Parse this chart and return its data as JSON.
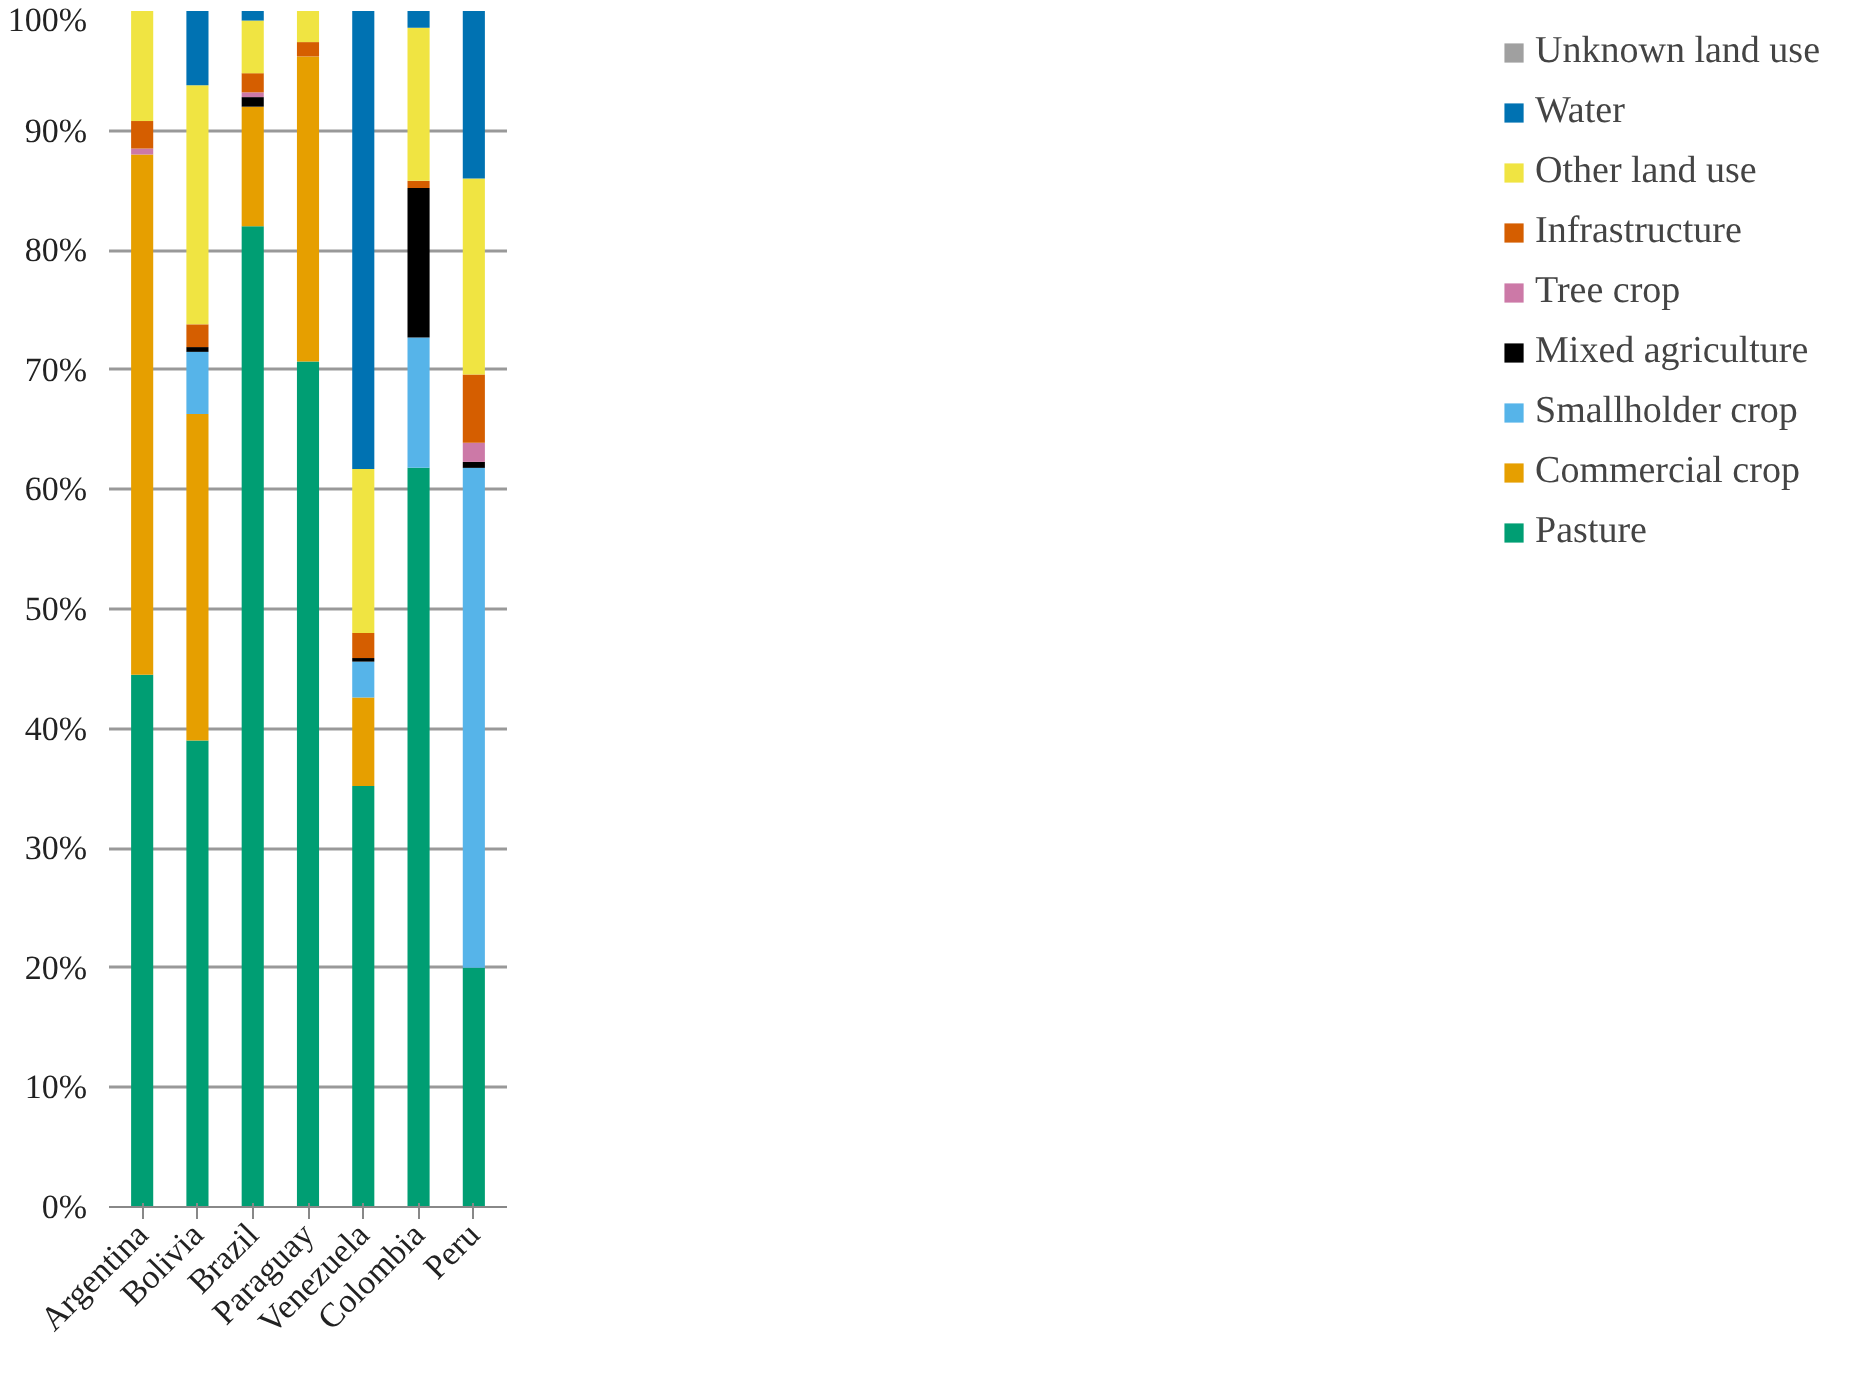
{
  "chart_data": {
    "type": "bar",
    "stacked": true,
    "categories": [
      "Argentina",
      "Bolivia",
      "Brazil",
      "Paraguay",
      "Venezuela",
      "Colombia",
      "Peru"
    ],
    "series": [
      {
        "name": "Pasture",
        "color": "#009e73",
        "values": [
          44.5,
          39,
          82,
          70.7,
          35.2,
          61.8,
          20
        ]
      },
      {
        "name": "Commercial crop",
        "color": "#e69f00",
        "values": [
          43.5,
          27.3,
          10,
          25.5,
          7.4,
          0,
          0
        ]
      },
      {
        "name": "Smallholder crop",
        "color": "#56b4e9",
        "values": [
          0,
          5.2,
          0,
          0,
          3,
          10.9,
          41.8
        ]
      },
      {
        "name": "Mixed agriculture",
        "color": "#000000",
        "values": [
          0,
          0.4,
          0.8,
          0,
          0.3,
          12.5,
          0.5
        ]
      },
      {
        "name": "Tree crop",
        "color": "#cc79a7",
        "values": [
          0.5,
          0,
          0.4,
          0,
          0,
          0,
          1.6
        ]
      },
      {
        "name": "Infrastructure",
        "color": "#d55e00",
        "values": [
          2.3,
          1.9,
          1.6,
          1.2,
          2.1,
          0.6,
          5.7
        ]
      },
      {
        "name": "Other land use",
        "color": "#f0e442",
        "values": [
          9.2,
          20,
          4.4,
          2.6,
          13.7,
          12.8,
          16.4
        ]
      },
      {
        "name": "Water",
        "color": "#0072b2",
        "values": [
          0,
          6.2,
          0.8,
          0,
          38.3,
          1.4,
          14
        ]
      },
      {
        "name": "Unknown land use",
        "color": "#a0a0a0",
        "values": [
          0,
          0,
          0,
          0,
          0,
          0,
          0
        ]
      }
    ],
    "ylim": [
      0,
      100
    ],
    "yticks": [
      {
        "value": 0,
        "label": "0%"
      },
      {
        "value": 10,
        "label": "10%"
      },
      {
        "value": 20,
        "label": "20%"
      },
      {
        "value": 30,
        "label": "30%"
      },
      {
        "value": 40,
        "label": "40%"
      },
      {
        "value": 50,
        "label": "50%"
      },
      {
        "value": 60,
        "label": "60%"
      },
      {
        "value": 70,
        "label": "70%"
      },
      {
        "value": 80,
        "label": "80%"
      },
      {
        "value": 90,
        "label": "90%"
      },
      {
        "value": 100,
        "label": "100%"
      }
    ],
    "grid": "y",
    "legend": "right"
  }
}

+++

Given request: In the listing, find all lines with the string "label" and copy them.

Answer to this problem:
        "label": "0%"
        "label": "10%"
        "label": "20%"
        "label": "30%"
        "label": "40%"
        "label": "50%"
        "label": "60%"
        "label": "70%"
        "label": "80%"
        "label": "90%"
        "label": "100%"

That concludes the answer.